PASSAGE PROVIDED -
= = =
An enzymatic approach to the synthesis of optically pure (3R)- and (3S)-enantiomers of green tea flavor compound 3-hydroxy-3-methylnonane-2,4-dione

Both (3R)- and (3S)-enantiomers of the chiral green tea flavor compound 3-hydroxy-3-methylnonane-2,4-dione were synthesized by the combined use of acetylacetoin synthase and acetylacetoin reductase from Bacillus licheniformis. The first enzyme was utilized to catalyze the homo-coupling of 2,3-octanedione and obtain the enantioenriched (3R)-3-hydroxy-3-methylnonane-2,4-dione (ee 44%). The NADH-dependent acetylacetoin reductase was then employed for the diastereoselective (de > 95%) C2 carbonyl reduction of the sole (3R)-enantiomer of the above 2,4-dione, thus affording the syn diol (2S,3R)-2,3-dihydroxy-3-methylnonan-4-one in enantiomerically pure form. While this step allowed for the recovery of unreacted, optically pure (3S)-3-hydroxy-3-methylnonae-2,4-dione, the corresponding (3R)-enantiomer was obtained by subsequent TEMPO-mediated oxidation of the syn diol intermediate. Moreover, using the title compounds as analytical standards, predominance of the (3R) enantiomer in the natural flavor compound was finally demonstrated by chiral GC–MS analysis.
= = =
RECORDED INFORMATION -
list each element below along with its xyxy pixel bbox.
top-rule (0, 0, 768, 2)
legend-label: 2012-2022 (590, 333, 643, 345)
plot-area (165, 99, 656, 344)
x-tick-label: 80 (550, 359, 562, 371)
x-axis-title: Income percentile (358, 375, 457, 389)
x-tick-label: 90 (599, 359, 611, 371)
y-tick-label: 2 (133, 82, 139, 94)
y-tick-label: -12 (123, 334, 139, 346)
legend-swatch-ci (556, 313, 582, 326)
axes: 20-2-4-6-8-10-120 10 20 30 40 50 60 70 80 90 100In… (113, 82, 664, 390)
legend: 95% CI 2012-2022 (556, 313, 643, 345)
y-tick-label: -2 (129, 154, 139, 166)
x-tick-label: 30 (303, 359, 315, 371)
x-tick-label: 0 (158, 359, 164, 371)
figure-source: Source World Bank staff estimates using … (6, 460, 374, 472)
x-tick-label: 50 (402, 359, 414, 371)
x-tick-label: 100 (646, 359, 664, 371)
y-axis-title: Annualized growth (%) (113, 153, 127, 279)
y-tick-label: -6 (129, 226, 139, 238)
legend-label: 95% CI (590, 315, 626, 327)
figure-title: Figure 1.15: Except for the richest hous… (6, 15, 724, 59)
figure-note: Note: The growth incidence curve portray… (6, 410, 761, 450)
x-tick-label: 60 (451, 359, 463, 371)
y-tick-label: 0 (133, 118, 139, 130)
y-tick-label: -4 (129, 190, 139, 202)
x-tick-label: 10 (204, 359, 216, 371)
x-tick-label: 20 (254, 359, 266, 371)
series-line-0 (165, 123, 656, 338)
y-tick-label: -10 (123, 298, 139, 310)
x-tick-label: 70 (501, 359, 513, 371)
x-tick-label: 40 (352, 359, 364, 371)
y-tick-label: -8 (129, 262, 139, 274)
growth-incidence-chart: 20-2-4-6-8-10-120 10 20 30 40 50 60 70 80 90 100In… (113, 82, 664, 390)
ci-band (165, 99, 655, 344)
= = =
PROBLEM SET -
[1] From the green tea flavor passage, list the abbreviations it uses. Leave out stereochemical labels such as (3R) and position labels such as C2.
[2] Say whether each statement agrees with the green tea flavor passage, giving yes or no and quoting the deciding words.
(a) The acetylacetoin reductase depends on NADH.
(b) Both enzymes came from Bacillus subtilis.
(c) Chiral GC–MS analysis showed that the (3S) enantiomer predominates in the natural flavor compound.
The entries are not needed for either task.

ANSWER LIST -
[1] ee, NADH, de, TEMPO, GC–MS

[2]
(a) Yes: "The NADH-dependent acetylacetoin reductase"
(b) No: "acetylacetoin synthase and acetylacetoin reductase from Bacillus licheniformis"
(c) No: "predominance of the (3R) enantiomer in the natural flavor compound was finally demonstrated by chiral GC–MS analysis"